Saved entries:
********
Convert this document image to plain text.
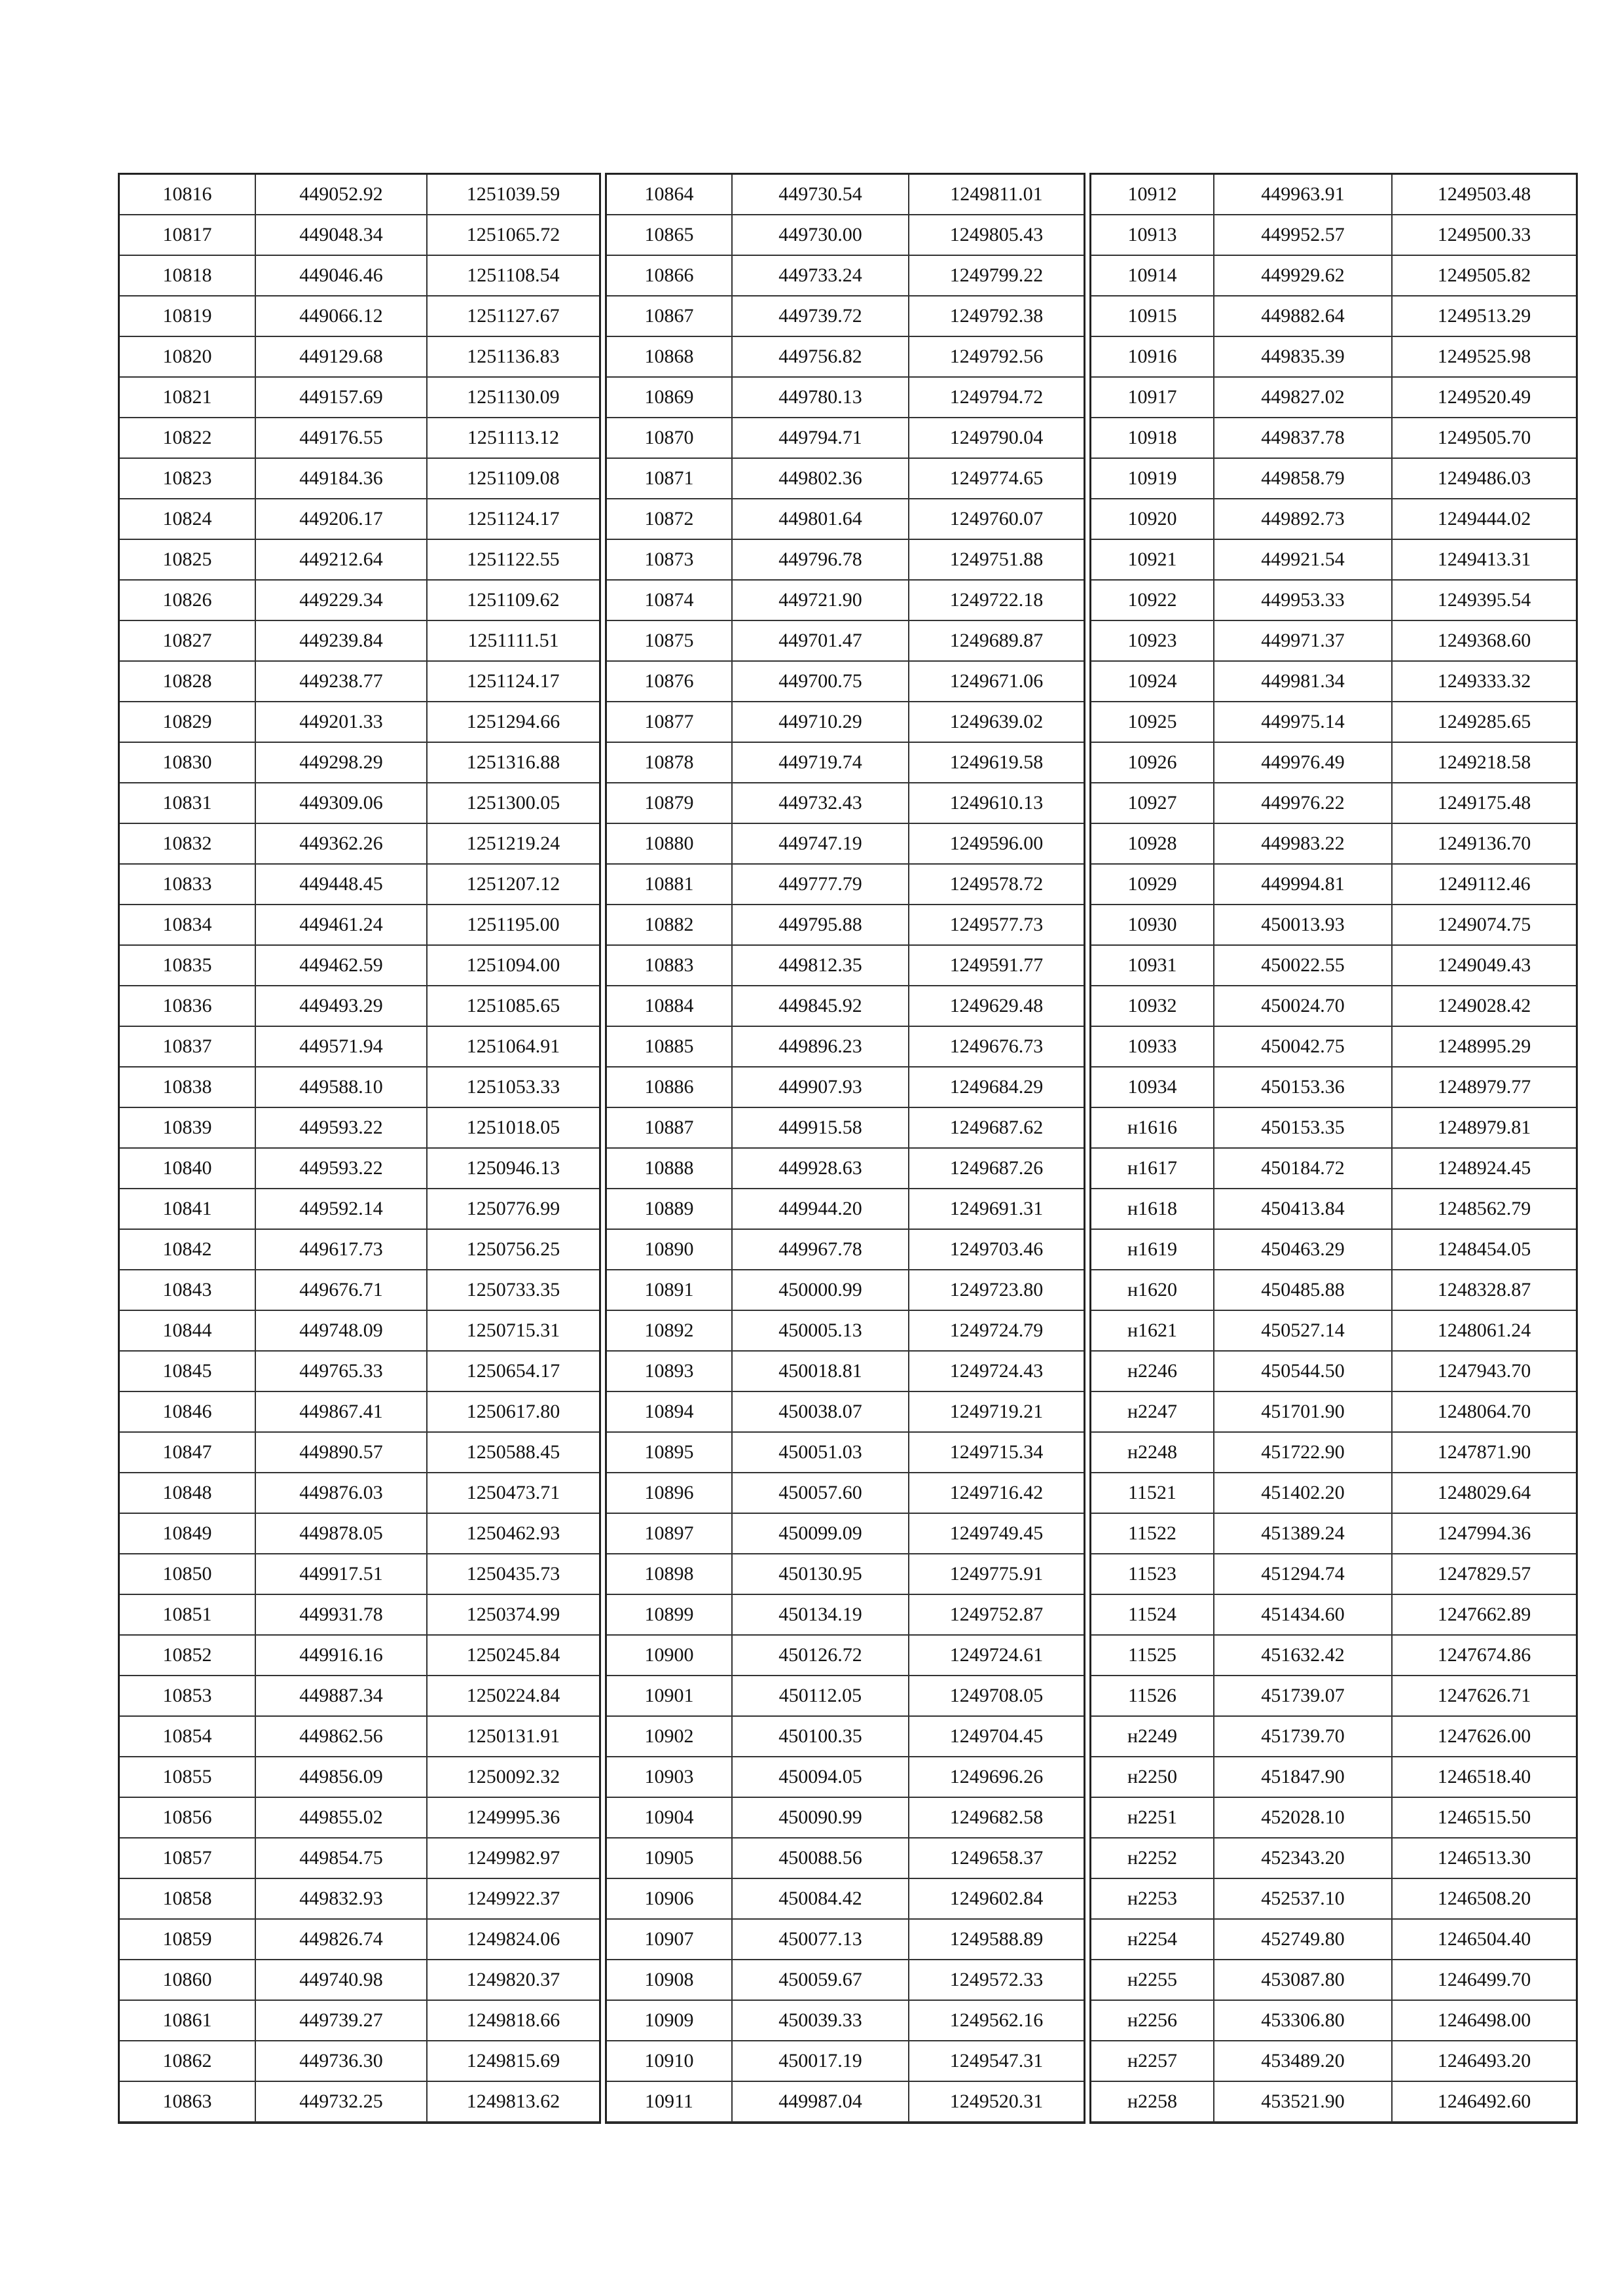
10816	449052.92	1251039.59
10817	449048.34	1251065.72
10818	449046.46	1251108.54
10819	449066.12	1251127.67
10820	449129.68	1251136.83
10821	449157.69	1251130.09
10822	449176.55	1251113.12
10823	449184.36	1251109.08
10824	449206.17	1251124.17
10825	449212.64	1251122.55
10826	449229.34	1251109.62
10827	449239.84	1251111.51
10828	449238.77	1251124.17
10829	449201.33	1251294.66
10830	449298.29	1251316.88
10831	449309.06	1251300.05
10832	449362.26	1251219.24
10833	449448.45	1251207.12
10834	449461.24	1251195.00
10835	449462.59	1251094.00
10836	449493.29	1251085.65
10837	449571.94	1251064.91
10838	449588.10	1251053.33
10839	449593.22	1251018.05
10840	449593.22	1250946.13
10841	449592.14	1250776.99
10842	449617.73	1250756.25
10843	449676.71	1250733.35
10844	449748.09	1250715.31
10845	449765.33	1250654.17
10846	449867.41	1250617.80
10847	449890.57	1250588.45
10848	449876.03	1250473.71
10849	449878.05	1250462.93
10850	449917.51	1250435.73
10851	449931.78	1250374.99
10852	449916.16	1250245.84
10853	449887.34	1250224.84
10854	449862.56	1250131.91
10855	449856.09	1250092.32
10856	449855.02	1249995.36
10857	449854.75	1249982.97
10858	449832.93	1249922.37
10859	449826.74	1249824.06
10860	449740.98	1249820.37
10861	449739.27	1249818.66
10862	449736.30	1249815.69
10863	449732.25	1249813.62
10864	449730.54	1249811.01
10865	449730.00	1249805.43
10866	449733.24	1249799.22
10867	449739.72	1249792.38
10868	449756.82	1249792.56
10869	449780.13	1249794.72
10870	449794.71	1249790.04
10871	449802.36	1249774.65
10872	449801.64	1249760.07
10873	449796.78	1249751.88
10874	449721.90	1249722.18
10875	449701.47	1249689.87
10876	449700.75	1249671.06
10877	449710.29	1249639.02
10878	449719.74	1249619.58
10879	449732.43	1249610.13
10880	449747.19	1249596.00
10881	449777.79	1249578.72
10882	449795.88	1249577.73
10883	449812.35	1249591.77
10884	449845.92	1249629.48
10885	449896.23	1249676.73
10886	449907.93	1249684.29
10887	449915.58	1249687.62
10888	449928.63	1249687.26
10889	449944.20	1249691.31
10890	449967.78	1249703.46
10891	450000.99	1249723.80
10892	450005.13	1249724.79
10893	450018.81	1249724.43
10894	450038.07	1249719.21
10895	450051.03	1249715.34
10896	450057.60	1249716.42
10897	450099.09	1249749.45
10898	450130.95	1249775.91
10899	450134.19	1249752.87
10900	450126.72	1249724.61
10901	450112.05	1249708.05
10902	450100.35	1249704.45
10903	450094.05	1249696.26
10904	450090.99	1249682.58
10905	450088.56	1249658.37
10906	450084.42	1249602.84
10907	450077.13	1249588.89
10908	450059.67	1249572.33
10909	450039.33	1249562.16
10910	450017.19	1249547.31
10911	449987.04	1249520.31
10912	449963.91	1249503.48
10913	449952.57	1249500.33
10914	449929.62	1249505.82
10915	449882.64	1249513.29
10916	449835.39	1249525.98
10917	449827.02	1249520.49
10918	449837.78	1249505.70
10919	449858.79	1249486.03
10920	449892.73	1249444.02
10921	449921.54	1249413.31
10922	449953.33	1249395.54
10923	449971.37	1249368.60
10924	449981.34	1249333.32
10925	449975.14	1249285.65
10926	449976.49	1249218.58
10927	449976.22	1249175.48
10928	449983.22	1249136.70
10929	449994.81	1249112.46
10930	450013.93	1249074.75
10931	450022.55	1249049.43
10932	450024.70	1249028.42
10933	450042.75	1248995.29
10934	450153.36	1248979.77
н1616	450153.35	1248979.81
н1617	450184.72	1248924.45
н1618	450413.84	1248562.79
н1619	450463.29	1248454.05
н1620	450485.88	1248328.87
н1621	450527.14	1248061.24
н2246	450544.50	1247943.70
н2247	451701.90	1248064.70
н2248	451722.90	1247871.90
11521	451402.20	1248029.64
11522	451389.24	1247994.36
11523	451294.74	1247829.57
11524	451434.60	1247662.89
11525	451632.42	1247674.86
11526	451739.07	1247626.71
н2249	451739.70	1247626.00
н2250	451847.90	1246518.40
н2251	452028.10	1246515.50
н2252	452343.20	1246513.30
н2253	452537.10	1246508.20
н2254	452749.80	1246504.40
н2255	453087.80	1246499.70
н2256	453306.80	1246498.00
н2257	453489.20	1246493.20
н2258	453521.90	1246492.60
********
▸ WHAT YOU ARE ASKED TO DO: Copy the records above exactly. The pictures are not part of the copy.

▸ PROBLEM SOLUTION:
Convert this document image to plain text.
10816	449052.92	1251039.59
10817	449048.34	1251065.72
10818	449046.46	1251108.54
10819	449066.12	1251127.67
10820	449129.68	1251136.83
10821	449157.69	1251130.09
10822	449176.55	1251113.12
10823	449184.36	1251109.08
10824	449206.17	1251124.17
10825	449212.64	1251122.55
10826	449229.34	1251109.62
10827	449239.84	1251111.51
10828	449238.77	1251124.17
10829	449201.33	1251294.66
10830	449298.29	1251316.88
10831	449309.06	1251300.05
10832	449362.26	1251219.24
10833	449448.45	1251207.12
10834	449461.24	1251195.00
10835	449462.59	1251094.00
10836	449493.29	1251085.65
10837	449571.94	1251064.91
10838	449588.10	1251053.33
10839	449593.22	1251018.05
10840	449593.22	1250946.13
10841	449592.14	1250776.99
10842	449617.73	1250756.25
10843	449676.71	1250733.35
10844	449748.09	1250715.31
10845	449765.33	1250654.17
10846	449867.41	1250617.80
10847	449890.57	1250588.45
10848	449876.03	1250473.71
10849	449878.05	1250462.93
10850	449917.51	1250435.73
10851	449931.78	1250374.99
10852	449916.16	1250245.84
10853	449887.34	1250224.84
10854	449862.56	1250131.91
10855	449856.09	1250092.32
10856	449855.02	1249995.36
10857	449854.75	1249982.97
10858	449832.93	1249922.37
10859	449826.74	1249824.06
10860	449740.98	1249820.37
10861	449739.27	1249818.66
10862	449736.30	1249815.69
10863	449732.25	1249813.62
10864	449730.54	1249811.01
10865	449730.00	1249805.43
10866	449733.24	1249799.22
10867	449739.72	1249792.38
10868	449756.82	1249792.56
10869	449780.13	1249794.72
10870	449794.71	1249790.04
10871	449802.36	1249774.65
10872	449801.64	1249760.07
10873	449796.78	1249751.88
10874	449721.90	1249722.18
10875	449701.47	1249689.87
10876	449700.75	1249671.06
10877	449710.29	1249639.02
10878	449719.74	1249619.58
10879	449732.43	1249610.13
10880	449747.19	1249596.00
10881	449777.79	1249578.72
10882	449795.88	1249577.73
10883	449812.35	1249591.77
10884	449845.92	1249629.48
10885	449896.23	1249676.73
10886	449907.93	1249684.29
10887	449915.58	1249687.62
10888	449928.63	1249687.26
10889	449944.20	1249691.31
10890	449967.78	1249703.46
10891	450000.99	1249723.80
10892	450005.13	1249724.79
10893	450018.81	1249724.43
10894	450038.07	1249719.21
10895	450051.03	1249715.34
10896	450057.60	1249716.42
10897	450099.09	1249749.45
10898	450130.95	1249775.91
10899	450134.19	1249752.87
10900	450126.72	1249724.61
10901	450112.05	1249708.05
10902	450100.35	1249704.45
10903	450094.05	1249696.26
10904	450090.99	1249682.58
10905	450088.56	1249658.37
10906	450084.42	1249602.84
10907	450077.13	1249588.89
10908	450059.67	1249572.33
10909	450039.33	1249562.16
10910	450017.19	1249547.31
10911	449987.04	1249520.31
10912	449963.91	1249503.48
10913	449952.57	1249500.33
10914	449929.62	1249505.82
10915	449882.64	1249513.29
10916	449835.39	1249525.98
10917	449827.02	1249520.49
10918	449837.78	1249505.70
10919	449858.79	1249486.03
10920	449892.73	1249444.02
10921	449921.54	1249413.31
10922	449953.33	1249395.54
10923	449971.37	1249368.60
10924	449981.34	1249333.32
10925	449975.14	1249285.65
10926	449976.49	1249218.58
10927	449976.22	1249175.48
10928	449983.22	1249136.70
10929	449994.81	1249112.46
10930	450013.93	1249074.75
10931	450022.55	1249049.43
10932	450024.70	1249028.42
10933	450042.75	1248995.29
10934	450153.36	1248979.77
н1616	450153.35	1248979.81
н1617	450184.72	1248924.45
н1618	450413.84	1248562.79
н1619	450463.29	1248454.05
н1620	450485.88	1248328.87
н1621	450527.14	1248061.24
н2246	450544.50	1247943.70
н2247	451701.90	1248064.70
н2248	451722.90	1247871.90
11521	451402.20	1248029.64
11522	451389.24	1247994.36
11523	451294.74	1247829.57
11524	451434.60	1247662.89
11525	451632.42	1247674.86
11526	451739.07	1247626.71
н2249	451739.70	1247626.00
н2250	451847.90	1246518.40
н2251	452028.10	1246515.50
н2252	452343.20	1246513.30
н2253	452537.10	1246508.20
н2254	452749.80	1246504.40
н2255	453087.80	1246499.70
н2256	453306.80	1246498.00
н2257	453489.20	1246493.20
н2258	453521.90	1246492.60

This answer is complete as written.